文章:
#ファミコンエミュ挫折
組み込み系の勉強をするのにファミコンエミュを作ろうかと思いました。しかし初心者がいきなり始めるには少し大変でした。どこかで"chip8のほうが簡単だよ"というのを見たのでそちらにシフトしました。
Chip8と検索すると出てくる画像たちです。キーボードも使えるのでレトロなゲームができます。
###何から始めればいいの?
Chip8というハードウェアは存在せず、仮想マシンで動くインタプリタ型言語です。(ちょっと認識が怪しい)
日本語では資料があまりないので基本的には英語で調べ物をしました。
QiitaにはRustでつくるChip8エミュレータやCHIP-8 & Golang でエミュレータ作成入門してみたといった記事があります。
とはいえ私のようなド素人にはこういったものを読んでも基礎知識がなさ過ぎてわかりません。Wikiやリファレンスを見ても結局何から始めればいいかわからないので困りました。
そんな中で唯一できるかもと思えた動画があったのでそちらを使いChip8を理解するために勉強します。
C#でChip8という動画シリーズです。

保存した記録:

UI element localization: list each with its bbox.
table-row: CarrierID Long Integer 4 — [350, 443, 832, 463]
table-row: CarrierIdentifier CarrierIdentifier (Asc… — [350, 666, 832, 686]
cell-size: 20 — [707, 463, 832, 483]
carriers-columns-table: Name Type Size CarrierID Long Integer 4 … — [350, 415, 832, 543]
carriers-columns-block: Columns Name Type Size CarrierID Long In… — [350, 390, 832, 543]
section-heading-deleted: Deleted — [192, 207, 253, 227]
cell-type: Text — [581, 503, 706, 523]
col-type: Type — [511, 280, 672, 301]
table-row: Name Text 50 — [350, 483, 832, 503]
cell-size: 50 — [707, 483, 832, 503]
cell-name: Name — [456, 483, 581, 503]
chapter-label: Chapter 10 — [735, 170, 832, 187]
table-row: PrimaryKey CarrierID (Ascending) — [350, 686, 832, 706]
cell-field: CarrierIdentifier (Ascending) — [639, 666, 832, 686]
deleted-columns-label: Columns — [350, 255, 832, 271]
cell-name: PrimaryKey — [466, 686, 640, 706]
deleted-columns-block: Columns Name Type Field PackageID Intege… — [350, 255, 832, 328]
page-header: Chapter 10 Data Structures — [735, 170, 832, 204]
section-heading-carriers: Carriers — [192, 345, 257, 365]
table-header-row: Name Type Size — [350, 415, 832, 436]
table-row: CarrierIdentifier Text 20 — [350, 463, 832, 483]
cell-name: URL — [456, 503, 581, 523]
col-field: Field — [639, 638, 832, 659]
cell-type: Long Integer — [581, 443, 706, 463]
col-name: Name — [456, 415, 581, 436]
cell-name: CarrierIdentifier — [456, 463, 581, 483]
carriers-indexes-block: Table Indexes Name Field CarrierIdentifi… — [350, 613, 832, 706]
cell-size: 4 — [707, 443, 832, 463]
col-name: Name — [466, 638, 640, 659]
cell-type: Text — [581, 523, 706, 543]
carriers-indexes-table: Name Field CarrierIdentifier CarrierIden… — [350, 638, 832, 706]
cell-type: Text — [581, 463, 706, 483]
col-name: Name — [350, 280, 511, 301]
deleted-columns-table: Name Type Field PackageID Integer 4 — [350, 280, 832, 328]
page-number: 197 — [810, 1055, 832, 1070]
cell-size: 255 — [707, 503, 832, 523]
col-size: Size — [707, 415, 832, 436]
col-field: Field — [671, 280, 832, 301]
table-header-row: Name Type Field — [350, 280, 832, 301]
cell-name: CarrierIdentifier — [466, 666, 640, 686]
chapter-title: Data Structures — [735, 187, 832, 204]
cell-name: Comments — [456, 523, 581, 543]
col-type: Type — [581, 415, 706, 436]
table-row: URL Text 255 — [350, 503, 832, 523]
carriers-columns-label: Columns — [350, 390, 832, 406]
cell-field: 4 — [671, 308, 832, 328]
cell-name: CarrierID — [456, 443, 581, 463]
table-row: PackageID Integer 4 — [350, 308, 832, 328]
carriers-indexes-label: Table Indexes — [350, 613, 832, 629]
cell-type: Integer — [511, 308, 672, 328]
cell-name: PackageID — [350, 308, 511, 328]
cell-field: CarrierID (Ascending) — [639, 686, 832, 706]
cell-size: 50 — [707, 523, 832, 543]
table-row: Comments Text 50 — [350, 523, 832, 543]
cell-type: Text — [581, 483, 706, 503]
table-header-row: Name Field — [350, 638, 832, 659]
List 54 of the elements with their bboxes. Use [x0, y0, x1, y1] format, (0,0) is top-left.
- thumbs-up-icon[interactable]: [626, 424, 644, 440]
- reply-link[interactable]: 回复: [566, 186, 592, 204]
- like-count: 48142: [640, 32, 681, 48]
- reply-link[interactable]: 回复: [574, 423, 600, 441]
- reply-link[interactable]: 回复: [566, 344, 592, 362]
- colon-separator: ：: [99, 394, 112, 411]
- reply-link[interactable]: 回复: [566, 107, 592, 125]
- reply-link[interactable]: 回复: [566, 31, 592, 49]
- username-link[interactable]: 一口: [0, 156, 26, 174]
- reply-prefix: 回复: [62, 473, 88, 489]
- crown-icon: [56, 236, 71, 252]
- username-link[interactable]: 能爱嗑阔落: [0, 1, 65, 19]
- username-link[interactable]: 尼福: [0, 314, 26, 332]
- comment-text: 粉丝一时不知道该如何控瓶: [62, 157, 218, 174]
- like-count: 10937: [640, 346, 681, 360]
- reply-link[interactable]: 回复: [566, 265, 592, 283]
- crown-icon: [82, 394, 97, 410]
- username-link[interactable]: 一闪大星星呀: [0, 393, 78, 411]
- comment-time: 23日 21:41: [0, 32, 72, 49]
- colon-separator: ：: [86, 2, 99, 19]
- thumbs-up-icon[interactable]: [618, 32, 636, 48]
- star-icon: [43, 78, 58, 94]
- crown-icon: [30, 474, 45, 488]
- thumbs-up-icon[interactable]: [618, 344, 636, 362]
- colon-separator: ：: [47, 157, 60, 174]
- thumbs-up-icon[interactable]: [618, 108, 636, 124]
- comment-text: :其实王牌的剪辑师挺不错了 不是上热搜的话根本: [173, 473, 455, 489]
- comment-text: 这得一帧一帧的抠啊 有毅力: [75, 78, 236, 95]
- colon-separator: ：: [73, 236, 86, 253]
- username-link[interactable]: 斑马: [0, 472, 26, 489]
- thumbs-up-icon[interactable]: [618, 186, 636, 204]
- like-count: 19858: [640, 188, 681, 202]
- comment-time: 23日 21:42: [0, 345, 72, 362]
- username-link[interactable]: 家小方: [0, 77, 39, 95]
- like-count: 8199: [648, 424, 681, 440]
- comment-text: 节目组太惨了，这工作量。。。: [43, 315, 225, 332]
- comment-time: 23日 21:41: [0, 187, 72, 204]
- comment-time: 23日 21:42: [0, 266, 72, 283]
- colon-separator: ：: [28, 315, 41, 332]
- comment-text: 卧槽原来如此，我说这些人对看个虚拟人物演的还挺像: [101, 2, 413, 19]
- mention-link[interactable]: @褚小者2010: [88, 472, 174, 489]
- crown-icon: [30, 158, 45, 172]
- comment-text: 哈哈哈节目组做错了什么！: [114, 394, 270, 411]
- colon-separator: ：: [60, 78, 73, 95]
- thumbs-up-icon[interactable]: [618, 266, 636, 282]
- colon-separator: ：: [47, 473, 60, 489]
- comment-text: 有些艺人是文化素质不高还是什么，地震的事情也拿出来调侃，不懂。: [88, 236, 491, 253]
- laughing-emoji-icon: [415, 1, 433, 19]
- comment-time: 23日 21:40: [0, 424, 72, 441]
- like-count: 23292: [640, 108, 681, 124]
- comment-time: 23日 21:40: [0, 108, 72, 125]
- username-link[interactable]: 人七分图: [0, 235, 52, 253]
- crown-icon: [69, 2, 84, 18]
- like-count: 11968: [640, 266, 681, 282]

作業指示: 文章のうち「Chip8というハードウェア」を含む文から始まり「C#でChip8という動画シリーズです。」で終わる部分を、「ド素人」を「初心者」に置き換えて書き直してください。

出力結果:
Chip8というハードウェアは存在せず、仮想マシンで動くインタプリタ型言語です。(ちょっと認識が怪しい)
日本語では資料があまりないので基本的には英語で調べ物をしました。
QiitaにはRustでつくるChip8エミュレータやCHIP-8 & Golang でエミュレータ作成入門してみたといった記事があります。
とはいえ私のような初心者にはこういったものを読んでも基礎知識がなさ過ぎてわかりません。Wikiやリファレンスを見ても結局何から始めればいいかわからないので困りました。
そんな中で唯一できるかもと思えた動画があったのでそちらを使いChip8を理解するために勉強します。
C#でChip8という動画シリーズです。